Can you retype every record below exactly as written?

-------- MATERIAL FOR THIS EXERCISE

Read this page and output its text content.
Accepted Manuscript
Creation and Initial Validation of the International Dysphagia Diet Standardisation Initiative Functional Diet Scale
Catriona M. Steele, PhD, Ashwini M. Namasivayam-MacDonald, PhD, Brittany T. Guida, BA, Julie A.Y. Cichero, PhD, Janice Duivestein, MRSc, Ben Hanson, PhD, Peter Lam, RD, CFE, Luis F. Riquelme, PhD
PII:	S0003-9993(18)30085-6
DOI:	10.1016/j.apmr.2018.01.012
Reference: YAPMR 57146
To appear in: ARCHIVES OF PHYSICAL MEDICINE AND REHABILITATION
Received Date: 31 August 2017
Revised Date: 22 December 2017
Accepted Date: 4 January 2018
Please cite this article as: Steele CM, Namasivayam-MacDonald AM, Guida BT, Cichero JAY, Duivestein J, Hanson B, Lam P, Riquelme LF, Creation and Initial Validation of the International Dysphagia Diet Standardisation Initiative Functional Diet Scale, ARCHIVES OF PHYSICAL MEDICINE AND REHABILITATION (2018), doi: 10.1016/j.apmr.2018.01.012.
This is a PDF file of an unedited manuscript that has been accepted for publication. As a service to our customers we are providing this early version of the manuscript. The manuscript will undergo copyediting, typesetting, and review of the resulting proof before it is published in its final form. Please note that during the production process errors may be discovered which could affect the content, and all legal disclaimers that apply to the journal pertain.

----------------

THE ANSWER:
Read this page and output its text content.
Accepted Manuscript
Creation and Initial Validation of the International Dysphagia Diet Standardisation Initiative Functional Diet Scale
Catriona M. Steele, PhD, Ashwini M. Namasivayam-MacDonald, PhD, Brittany T. Guida, BA, Julie A.Y. Cichero, PhD, Janice Duivestein, MRSc, Ben Hanson, PhD, Peter Lam, RD, CFE, Luis F. Riquelme, PhD
PII:	S0003-9993(18)30085-6
DOI:	10.1016/j.apmr.2018.01.012
Reference: YAPMR 57146
To appear in: ARCHIVES OF PHYSICAL MEDICINE AND REHABILITATION
Received Date: 31 August 2017
Revised Date: 22 December 2017
Accepted Date: 4 January 2018
Please cite this article as: Steele CM, Namasivayam-MacDonald AM, Guida BT, Cichero JAY, Duivestein J, Hanson B, Lam P, Riquelme LF, Creation and Initial Validation of the International Dysphagia Diet Standardisation Initiative Functional Diet Scale, ARCHIVES OF PHYSICAL MEDICINE AND REHABILITATION (2018), doi: 10.1016/j.apmr.2018.01.012.
This is a PDF file of an unedited manuscript that has been accepted for publication. As a service to our customers we are providing this early version of the manuscript. The manuscript will undergo copyediting, typesetting, and review of the resulting proof before it is published in its final form. Please note that during the production process errors may be discovered which could affect the content, and all legal disclaimers that apply to the journal pertain.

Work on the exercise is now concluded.